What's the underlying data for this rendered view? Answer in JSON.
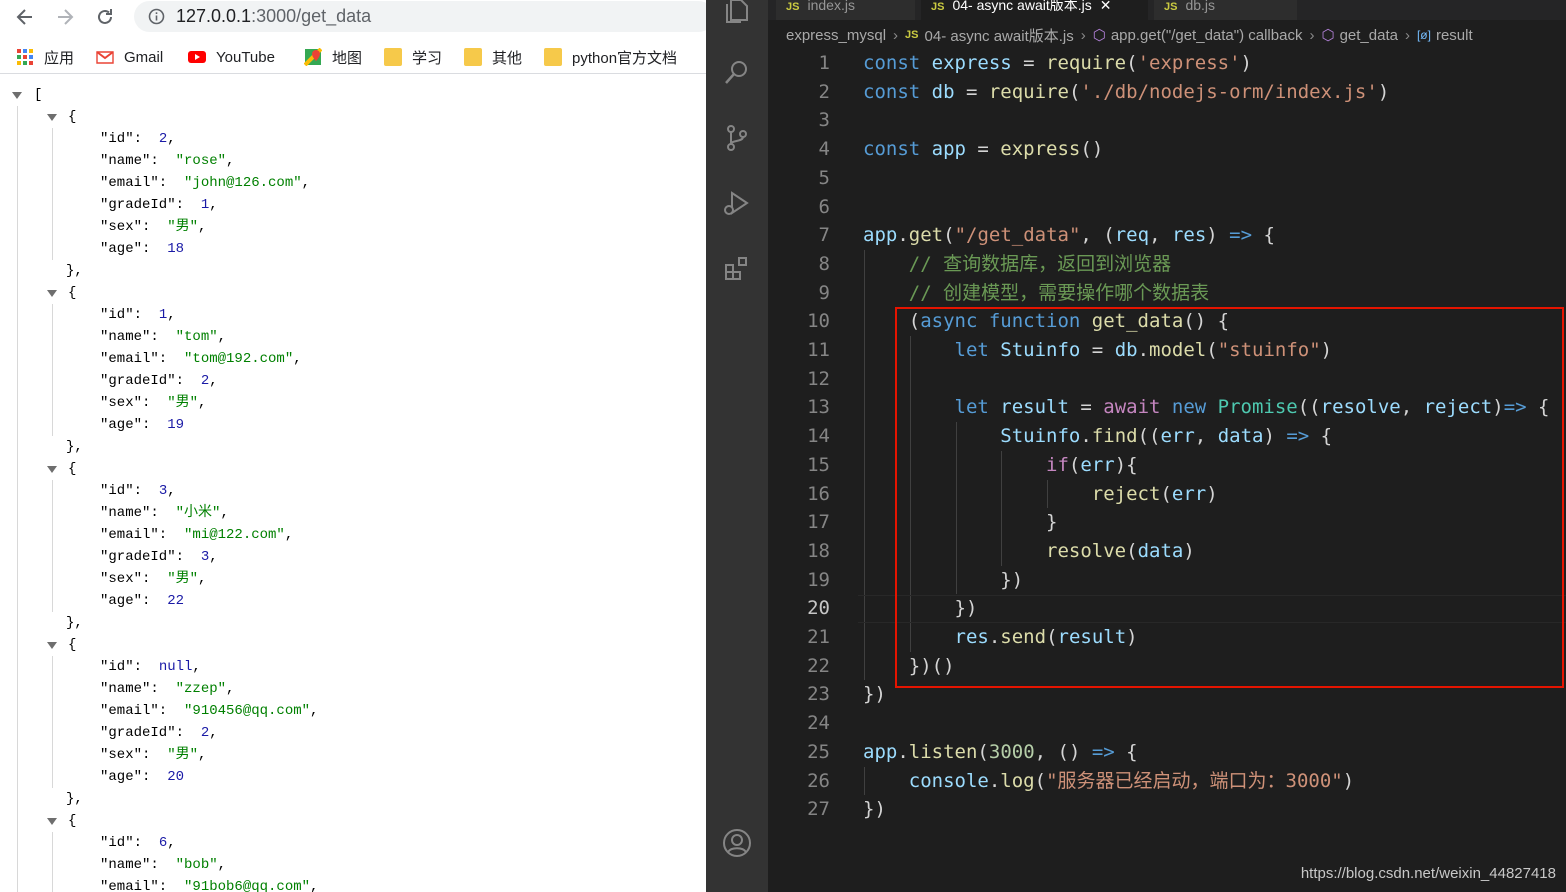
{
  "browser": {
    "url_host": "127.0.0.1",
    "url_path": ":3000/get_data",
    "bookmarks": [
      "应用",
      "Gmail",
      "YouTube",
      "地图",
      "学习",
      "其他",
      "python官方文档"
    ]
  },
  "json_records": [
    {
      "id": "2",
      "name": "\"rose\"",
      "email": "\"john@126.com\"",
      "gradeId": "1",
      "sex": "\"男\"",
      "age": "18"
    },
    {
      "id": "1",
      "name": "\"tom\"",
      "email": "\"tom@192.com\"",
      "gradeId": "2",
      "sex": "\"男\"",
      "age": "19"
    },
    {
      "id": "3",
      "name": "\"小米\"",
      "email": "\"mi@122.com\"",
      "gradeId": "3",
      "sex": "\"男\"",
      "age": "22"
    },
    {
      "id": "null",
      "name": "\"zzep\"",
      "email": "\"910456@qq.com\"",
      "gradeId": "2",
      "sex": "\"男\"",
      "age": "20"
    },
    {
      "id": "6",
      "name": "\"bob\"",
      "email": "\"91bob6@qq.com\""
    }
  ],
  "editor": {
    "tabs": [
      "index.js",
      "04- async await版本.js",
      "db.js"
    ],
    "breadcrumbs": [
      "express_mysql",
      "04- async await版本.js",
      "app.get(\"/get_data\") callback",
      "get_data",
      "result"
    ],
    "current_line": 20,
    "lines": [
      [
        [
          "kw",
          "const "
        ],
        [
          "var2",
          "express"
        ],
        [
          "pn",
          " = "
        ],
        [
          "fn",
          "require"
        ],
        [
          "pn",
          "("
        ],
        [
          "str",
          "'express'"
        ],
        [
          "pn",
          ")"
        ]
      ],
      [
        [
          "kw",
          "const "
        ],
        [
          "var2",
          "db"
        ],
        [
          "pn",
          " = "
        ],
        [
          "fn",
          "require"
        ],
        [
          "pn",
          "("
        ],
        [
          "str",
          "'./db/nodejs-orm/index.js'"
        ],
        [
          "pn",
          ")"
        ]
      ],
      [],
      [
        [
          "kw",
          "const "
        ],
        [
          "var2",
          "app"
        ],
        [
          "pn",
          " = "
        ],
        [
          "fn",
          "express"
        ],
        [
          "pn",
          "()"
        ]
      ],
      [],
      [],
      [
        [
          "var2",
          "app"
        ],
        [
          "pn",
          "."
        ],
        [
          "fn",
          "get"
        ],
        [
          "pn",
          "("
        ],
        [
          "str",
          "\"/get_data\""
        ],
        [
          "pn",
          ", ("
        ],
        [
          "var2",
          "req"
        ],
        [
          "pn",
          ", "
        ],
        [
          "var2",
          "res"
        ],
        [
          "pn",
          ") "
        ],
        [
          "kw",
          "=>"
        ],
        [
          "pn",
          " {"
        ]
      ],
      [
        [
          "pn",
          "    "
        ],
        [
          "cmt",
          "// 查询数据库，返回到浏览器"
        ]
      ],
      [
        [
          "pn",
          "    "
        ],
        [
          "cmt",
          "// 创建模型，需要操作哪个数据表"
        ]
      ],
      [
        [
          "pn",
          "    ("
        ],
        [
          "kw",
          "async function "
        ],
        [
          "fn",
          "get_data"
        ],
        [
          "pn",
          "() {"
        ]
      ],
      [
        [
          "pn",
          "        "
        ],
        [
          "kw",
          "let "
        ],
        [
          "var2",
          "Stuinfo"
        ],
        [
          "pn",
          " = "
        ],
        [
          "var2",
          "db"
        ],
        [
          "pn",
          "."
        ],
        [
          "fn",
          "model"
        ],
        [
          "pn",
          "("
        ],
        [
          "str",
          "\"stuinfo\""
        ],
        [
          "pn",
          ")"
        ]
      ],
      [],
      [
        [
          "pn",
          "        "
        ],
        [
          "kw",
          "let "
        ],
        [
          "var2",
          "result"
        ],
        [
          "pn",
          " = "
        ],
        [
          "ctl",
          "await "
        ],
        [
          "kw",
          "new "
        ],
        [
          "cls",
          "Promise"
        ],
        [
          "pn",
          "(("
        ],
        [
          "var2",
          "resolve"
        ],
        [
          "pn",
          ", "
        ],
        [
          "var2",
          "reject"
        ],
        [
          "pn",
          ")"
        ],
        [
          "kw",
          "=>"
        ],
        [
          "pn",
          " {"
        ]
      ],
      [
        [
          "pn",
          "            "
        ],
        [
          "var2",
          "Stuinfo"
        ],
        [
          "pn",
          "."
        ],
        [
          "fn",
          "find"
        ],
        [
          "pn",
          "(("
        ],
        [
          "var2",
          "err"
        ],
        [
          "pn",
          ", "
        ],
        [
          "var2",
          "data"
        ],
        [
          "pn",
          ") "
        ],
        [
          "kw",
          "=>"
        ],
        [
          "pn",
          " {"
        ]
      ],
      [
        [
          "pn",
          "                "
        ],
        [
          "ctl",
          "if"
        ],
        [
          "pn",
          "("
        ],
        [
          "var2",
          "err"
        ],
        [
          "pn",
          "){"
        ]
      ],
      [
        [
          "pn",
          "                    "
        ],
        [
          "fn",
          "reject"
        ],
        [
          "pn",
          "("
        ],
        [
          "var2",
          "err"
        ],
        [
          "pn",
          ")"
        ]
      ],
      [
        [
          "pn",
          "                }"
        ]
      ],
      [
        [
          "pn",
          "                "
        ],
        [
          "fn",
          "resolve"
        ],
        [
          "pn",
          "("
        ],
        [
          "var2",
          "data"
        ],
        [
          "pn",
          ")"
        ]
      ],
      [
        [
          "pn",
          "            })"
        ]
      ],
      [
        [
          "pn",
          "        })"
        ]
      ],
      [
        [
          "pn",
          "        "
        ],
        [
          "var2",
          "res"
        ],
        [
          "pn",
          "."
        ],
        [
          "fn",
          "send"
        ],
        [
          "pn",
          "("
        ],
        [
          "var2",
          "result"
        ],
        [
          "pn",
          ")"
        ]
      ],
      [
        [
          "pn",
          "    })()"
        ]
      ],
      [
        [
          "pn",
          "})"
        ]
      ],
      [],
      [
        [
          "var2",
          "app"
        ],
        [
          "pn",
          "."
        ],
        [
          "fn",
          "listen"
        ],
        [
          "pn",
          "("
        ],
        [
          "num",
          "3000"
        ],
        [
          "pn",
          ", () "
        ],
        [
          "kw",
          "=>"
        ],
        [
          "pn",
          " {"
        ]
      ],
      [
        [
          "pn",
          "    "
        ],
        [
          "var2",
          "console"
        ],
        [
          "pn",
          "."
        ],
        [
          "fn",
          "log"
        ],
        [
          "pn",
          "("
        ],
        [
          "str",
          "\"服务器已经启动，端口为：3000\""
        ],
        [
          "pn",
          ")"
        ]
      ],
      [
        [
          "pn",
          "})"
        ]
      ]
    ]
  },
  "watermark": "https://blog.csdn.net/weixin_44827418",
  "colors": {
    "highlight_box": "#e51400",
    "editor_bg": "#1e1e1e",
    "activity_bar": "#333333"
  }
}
---
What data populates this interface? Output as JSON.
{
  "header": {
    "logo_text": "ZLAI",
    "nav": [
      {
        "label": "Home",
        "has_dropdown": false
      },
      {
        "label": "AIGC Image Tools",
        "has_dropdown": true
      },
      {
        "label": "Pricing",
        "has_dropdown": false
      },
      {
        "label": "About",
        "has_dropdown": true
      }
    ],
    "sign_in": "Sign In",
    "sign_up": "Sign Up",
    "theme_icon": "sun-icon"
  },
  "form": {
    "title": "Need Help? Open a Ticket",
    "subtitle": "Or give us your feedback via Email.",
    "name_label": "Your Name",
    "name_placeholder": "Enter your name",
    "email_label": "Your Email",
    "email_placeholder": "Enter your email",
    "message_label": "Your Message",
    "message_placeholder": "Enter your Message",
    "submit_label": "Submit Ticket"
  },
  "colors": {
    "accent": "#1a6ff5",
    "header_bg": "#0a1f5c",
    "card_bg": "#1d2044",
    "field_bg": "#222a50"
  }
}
---
● EXERCISE BRIEF
Check each line of the material above for "Enter" and say how many lines contain it, giving the number alone.

● WRITTEN SOLUTION
3